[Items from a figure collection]
########
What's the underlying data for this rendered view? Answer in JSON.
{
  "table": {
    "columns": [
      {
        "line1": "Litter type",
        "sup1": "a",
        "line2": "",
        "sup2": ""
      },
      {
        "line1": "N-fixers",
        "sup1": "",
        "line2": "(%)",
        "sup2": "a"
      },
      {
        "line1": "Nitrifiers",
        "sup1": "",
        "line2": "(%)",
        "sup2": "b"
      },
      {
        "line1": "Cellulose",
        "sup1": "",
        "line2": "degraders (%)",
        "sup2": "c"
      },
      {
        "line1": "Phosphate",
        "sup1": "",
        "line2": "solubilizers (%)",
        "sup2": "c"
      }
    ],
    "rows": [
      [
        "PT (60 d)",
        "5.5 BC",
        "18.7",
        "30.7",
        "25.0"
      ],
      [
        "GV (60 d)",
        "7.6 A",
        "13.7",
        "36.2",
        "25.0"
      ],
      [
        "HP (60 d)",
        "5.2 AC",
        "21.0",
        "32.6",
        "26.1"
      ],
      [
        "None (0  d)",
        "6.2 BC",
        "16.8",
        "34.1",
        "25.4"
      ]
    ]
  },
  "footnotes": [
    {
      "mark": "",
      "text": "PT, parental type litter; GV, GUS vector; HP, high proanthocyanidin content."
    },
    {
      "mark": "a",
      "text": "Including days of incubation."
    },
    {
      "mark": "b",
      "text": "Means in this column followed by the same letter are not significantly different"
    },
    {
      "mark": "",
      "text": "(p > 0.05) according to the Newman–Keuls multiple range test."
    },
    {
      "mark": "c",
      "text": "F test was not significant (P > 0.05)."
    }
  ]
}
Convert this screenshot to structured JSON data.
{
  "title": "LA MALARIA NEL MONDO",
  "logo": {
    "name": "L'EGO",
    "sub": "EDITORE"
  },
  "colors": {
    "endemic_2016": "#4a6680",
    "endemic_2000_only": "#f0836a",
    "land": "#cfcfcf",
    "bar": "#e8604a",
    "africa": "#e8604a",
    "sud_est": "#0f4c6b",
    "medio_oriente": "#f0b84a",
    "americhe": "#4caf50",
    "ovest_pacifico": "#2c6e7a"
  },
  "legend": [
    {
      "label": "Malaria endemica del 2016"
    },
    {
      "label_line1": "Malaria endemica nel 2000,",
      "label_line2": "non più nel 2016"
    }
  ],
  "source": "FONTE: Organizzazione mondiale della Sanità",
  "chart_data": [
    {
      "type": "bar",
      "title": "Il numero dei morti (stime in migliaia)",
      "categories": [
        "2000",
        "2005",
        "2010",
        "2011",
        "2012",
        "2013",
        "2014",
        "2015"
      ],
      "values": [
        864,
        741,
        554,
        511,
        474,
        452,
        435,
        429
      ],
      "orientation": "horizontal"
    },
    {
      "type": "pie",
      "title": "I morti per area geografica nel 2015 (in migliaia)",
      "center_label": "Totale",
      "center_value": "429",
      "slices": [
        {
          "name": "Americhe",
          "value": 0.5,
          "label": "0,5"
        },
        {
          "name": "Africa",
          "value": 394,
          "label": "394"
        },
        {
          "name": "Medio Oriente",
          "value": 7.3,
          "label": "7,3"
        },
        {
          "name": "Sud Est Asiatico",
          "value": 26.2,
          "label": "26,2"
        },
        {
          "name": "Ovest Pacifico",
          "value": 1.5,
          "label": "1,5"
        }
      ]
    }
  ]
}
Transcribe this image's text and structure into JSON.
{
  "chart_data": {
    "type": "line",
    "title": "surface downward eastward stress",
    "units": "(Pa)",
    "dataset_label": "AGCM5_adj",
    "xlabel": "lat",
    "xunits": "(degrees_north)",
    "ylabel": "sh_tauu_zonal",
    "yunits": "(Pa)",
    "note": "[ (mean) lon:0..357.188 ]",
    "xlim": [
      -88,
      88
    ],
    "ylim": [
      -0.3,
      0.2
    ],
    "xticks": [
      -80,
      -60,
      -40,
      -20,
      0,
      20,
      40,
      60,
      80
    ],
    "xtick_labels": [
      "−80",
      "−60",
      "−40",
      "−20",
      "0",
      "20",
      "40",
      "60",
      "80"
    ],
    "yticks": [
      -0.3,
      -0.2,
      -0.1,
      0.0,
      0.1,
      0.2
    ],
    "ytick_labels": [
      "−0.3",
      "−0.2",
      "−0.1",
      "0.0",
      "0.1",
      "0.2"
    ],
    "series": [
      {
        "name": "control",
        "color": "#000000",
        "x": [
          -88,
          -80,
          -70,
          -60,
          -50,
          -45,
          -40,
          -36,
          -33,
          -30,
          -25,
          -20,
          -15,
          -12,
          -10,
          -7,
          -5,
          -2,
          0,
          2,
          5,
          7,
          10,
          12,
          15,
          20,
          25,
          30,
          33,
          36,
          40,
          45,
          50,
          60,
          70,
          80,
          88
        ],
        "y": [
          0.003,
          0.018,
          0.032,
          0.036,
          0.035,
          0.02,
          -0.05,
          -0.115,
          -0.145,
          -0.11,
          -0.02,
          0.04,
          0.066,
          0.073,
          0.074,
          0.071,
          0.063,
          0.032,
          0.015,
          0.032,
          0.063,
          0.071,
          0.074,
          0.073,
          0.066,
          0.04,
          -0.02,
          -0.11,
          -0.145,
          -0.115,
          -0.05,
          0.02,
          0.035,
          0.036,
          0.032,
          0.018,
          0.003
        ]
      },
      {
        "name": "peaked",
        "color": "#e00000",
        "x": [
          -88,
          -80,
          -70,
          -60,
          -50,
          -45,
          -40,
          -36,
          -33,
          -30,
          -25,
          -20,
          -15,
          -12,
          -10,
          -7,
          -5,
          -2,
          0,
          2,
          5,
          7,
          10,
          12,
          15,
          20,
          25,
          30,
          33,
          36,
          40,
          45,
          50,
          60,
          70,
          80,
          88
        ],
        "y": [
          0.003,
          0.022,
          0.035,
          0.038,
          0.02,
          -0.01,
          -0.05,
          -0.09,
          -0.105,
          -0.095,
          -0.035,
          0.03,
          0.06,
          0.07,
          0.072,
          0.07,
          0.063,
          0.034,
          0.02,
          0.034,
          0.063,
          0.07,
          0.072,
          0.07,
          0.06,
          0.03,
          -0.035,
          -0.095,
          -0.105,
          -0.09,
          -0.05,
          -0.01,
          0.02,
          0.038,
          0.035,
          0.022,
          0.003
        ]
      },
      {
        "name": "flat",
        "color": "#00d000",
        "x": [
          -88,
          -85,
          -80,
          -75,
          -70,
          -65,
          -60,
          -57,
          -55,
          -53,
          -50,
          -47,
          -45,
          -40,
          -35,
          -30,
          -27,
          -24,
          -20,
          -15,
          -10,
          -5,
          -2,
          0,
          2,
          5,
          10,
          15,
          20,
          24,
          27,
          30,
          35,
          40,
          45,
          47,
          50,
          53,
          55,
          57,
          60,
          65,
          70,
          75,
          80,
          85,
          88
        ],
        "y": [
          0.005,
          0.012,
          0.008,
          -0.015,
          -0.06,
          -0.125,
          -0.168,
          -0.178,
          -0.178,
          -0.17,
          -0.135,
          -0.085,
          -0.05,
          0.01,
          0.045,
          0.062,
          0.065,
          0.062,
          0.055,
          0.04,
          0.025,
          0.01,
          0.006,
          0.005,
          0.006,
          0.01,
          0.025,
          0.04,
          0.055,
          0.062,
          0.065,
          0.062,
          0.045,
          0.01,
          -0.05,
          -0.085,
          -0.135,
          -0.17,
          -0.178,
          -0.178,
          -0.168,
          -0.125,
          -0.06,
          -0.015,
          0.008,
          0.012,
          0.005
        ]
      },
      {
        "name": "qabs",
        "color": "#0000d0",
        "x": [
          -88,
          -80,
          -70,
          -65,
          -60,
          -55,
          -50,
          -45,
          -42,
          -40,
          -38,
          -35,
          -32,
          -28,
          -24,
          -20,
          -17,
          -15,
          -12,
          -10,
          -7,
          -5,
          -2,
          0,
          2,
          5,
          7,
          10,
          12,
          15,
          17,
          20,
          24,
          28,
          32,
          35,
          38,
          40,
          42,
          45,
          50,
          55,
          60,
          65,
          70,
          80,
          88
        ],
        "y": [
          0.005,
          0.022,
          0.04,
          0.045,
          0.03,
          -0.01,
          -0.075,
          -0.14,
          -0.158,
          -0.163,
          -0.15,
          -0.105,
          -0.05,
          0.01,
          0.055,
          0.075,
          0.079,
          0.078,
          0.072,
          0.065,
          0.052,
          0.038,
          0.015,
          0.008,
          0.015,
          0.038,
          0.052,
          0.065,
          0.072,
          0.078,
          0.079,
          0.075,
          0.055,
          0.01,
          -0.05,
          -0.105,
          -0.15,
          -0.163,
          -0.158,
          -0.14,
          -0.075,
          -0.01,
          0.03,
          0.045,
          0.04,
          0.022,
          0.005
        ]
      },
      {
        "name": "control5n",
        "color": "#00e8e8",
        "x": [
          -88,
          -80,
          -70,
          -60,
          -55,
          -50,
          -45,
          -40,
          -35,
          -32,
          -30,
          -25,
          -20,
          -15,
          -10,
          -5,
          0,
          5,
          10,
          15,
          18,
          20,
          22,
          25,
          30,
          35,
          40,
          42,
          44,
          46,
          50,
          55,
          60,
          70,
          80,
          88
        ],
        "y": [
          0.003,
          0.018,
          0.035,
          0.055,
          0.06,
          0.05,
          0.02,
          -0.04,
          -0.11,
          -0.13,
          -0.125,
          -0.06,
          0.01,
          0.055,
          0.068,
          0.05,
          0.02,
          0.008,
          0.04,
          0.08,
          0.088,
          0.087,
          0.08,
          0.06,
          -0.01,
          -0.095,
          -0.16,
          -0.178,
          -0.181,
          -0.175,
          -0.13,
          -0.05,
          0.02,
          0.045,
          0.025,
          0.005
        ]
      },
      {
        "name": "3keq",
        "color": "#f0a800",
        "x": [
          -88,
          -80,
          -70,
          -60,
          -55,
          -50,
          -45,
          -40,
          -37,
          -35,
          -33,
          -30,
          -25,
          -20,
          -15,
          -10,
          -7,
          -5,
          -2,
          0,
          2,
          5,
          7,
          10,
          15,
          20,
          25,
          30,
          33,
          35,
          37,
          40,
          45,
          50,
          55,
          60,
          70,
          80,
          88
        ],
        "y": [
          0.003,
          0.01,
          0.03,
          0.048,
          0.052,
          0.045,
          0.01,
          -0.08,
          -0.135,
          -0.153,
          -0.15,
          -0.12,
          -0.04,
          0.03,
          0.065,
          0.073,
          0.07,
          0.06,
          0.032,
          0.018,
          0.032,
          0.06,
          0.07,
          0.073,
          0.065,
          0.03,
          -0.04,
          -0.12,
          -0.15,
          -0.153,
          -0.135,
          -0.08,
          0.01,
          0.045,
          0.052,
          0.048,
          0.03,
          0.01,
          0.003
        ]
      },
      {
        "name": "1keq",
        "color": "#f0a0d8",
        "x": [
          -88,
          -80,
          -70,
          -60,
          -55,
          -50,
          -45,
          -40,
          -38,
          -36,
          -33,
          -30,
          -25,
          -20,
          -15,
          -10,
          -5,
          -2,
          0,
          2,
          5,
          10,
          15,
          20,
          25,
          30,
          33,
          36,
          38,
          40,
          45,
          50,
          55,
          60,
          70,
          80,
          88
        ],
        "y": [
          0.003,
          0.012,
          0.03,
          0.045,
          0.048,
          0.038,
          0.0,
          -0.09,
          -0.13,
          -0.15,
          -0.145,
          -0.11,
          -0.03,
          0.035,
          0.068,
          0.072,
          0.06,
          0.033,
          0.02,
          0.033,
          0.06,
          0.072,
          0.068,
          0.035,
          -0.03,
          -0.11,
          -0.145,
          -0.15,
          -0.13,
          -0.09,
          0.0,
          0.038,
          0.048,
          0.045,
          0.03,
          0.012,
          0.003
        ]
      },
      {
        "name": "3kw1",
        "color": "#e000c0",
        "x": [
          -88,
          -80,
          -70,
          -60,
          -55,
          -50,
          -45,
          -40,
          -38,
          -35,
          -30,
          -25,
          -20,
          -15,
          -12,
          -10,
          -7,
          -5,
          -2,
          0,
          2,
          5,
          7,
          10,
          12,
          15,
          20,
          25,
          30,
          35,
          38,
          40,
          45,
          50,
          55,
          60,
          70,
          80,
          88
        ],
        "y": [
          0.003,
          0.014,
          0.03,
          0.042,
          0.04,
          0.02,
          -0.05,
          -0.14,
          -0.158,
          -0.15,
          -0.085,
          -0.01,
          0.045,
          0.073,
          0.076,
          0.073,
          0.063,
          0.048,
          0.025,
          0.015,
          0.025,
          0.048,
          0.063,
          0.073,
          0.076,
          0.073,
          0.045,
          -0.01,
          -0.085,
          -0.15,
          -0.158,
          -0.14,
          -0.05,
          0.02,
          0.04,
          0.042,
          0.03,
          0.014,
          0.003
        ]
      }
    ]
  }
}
########
- _REQUIRED WORK_
Extract every line from the records above that contains the word "morti".

- _SOLUTION TO THIS EXERCISE_
      "title": "Il numero dei morti (stime in migliaia)",
      "title": "I morti per area geografica nel 2015 (in migliaia)",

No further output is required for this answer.